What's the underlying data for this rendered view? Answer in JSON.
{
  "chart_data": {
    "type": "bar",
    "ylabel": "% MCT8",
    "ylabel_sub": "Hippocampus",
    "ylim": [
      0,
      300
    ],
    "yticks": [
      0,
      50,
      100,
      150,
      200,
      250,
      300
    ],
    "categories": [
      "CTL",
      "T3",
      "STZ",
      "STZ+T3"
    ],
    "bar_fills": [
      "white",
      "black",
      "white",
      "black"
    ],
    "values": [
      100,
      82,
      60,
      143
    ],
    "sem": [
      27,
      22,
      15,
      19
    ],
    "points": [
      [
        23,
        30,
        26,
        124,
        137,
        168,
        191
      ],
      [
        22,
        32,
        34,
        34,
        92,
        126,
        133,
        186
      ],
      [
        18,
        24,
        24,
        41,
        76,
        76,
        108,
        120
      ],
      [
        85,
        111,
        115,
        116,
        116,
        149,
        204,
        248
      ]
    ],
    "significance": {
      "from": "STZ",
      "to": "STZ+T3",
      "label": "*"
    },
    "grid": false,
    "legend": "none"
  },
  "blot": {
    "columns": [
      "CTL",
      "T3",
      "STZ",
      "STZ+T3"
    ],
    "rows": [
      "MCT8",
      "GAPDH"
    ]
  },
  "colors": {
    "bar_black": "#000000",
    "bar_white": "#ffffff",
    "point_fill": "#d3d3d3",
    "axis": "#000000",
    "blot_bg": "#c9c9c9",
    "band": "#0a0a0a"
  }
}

━━━━━━━━━━━━━━━━━━━━━━━━━━━━━━

**SET PROBLEM:** Reproduce the entries above in full by retyping them exactly.

**OUTPUT BELOW:**
What's the underlying data for this rendered view? Answer in JSON.
{
  "chart_data": {
    "type": "bar",
    "ylabel": "% MCT8",
    "ylabel_sub": "Hippocampus",
    "ylim": [
      0,
      300
    ],
    "yticks": [
      0,
      50,
      100,
      150,
      200,
      250,
      300
    ],
    "categories": [
      "CTL",
      "T3",
      "STZ",
      "STZ+T3"
    ],
    "bar_fills": [
      "white",
      "black",
      "white",
      "black"
    ],
    "values": [
      100,
      82,
      60,
      143
    ],
    "sem": [
      27,
      22,
      15,
      19
    ],
    "points": [
      [
        23,
        30,
        26,
        124,
        137,
        168,
        191
      ],
      [
        22,
        32,
        34,
        34,
        92,
        126,
        133,
        186
      ],
      [
        18,
        24,
        24,
        41,
        76,
        76,
        108,
        120
      ],
      [
        85,
        111,
        115,
        116,
        116,
        149,
        204,
        248
      ]
    ],
    "significance": {
      "from": "STZ",
      "to": "STZ+T3",
      "label": "*"
    },
    "grid": false,
    "legend": "none"
  },
  "blot": {
    "columns": [
      "CTL",
      "T3",
      "STZ",
      "STZ+T3"
    ],
    "rows": [
      "MCT8",
      "GAPDH"
    ]
  },
  "colors": {
    "bar_black": "#000000",
    "bar_white": "#ffffff",
    "point_fill": "#d3d3d3",
    "axis": "#000000",
    "blot_bg": "#c9c9c9",
    "band": "#0a0a0a"
  }
}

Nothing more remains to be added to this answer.